[Recorded data]
■ ■ ■ ■ ■ ■ ■
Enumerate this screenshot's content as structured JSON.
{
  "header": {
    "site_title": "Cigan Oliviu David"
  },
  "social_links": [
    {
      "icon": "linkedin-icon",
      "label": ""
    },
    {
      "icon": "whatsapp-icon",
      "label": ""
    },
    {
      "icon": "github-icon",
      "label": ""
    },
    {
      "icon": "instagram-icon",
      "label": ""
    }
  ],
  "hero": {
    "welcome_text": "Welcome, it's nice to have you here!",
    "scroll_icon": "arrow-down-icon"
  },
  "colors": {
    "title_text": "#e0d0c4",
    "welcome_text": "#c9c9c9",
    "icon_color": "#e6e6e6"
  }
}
■ ■ ■ ■ ■ ■ ■
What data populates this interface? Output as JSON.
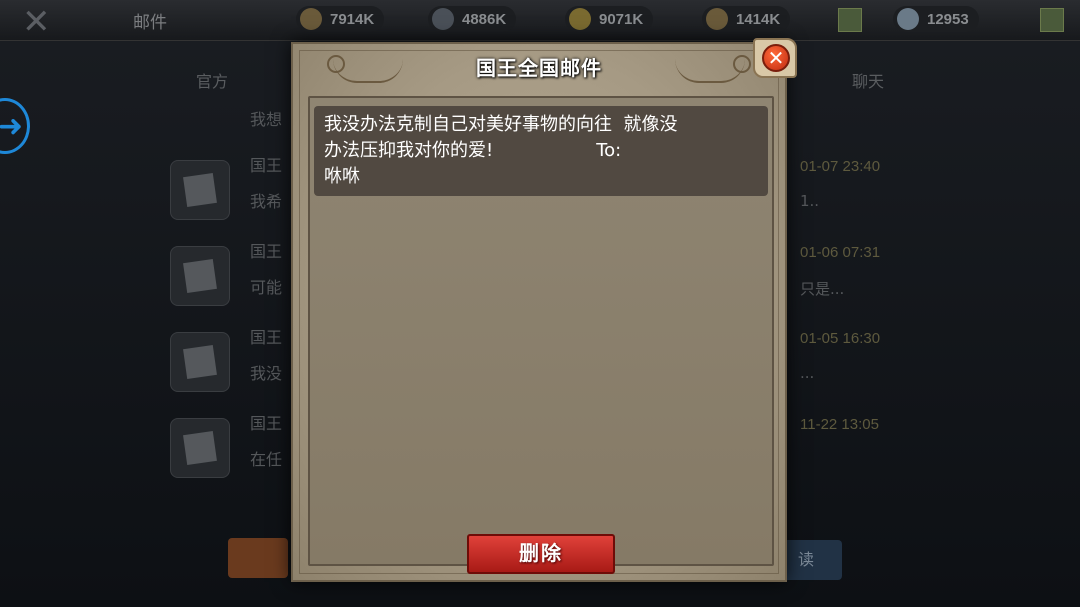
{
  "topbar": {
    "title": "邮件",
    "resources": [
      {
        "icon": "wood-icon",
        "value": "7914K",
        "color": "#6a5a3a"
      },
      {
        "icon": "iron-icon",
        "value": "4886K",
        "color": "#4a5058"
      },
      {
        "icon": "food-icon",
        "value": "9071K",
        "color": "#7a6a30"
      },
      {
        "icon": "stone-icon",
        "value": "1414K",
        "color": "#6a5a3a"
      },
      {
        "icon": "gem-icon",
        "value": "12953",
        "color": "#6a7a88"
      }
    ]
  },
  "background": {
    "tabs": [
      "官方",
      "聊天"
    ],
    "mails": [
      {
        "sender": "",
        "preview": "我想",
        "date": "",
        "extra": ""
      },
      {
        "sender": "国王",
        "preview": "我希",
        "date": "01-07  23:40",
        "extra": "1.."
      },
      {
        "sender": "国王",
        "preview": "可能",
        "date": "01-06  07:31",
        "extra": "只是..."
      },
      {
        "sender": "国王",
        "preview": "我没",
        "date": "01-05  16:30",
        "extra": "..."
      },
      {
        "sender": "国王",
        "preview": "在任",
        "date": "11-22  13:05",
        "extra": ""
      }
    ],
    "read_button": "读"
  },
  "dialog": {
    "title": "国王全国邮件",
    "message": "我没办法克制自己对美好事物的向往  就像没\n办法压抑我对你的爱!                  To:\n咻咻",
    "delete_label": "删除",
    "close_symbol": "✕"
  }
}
■ ■ ■ ■ ■ ■ ■
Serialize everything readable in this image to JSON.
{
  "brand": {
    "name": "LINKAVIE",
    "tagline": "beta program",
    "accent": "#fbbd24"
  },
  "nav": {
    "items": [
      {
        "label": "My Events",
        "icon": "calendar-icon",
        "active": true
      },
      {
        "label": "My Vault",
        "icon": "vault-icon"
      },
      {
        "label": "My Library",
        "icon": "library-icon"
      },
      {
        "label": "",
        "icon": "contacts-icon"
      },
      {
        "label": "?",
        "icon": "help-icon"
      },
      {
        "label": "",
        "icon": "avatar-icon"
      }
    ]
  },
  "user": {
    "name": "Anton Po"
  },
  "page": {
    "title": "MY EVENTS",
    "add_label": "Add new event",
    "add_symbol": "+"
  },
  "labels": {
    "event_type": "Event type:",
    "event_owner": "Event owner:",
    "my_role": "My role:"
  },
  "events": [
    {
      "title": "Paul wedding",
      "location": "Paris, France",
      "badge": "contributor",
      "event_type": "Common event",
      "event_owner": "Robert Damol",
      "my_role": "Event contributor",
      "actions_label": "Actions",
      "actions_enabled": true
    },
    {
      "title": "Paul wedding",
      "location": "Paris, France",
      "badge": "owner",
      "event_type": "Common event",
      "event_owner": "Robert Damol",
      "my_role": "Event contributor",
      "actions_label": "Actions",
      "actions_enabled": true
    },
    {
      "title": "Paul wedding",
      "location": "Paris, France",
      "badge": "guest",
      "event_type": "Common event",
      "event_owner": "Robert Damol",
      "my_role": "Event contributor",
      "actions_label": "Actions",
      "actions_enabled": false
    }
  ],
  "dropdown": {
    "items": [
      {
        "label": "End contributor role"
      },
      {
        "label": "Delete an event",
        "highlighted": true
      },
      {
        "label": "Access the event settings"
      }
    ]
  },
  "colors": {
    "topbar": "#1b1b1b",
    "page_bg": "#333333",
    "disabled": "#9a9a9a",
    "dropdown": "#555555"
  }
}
■ ■ ■ ■ ■ ■ ■
What is the number of lines in the listing that include the word "this"? Give that number and nothing else.

*The answer*. 3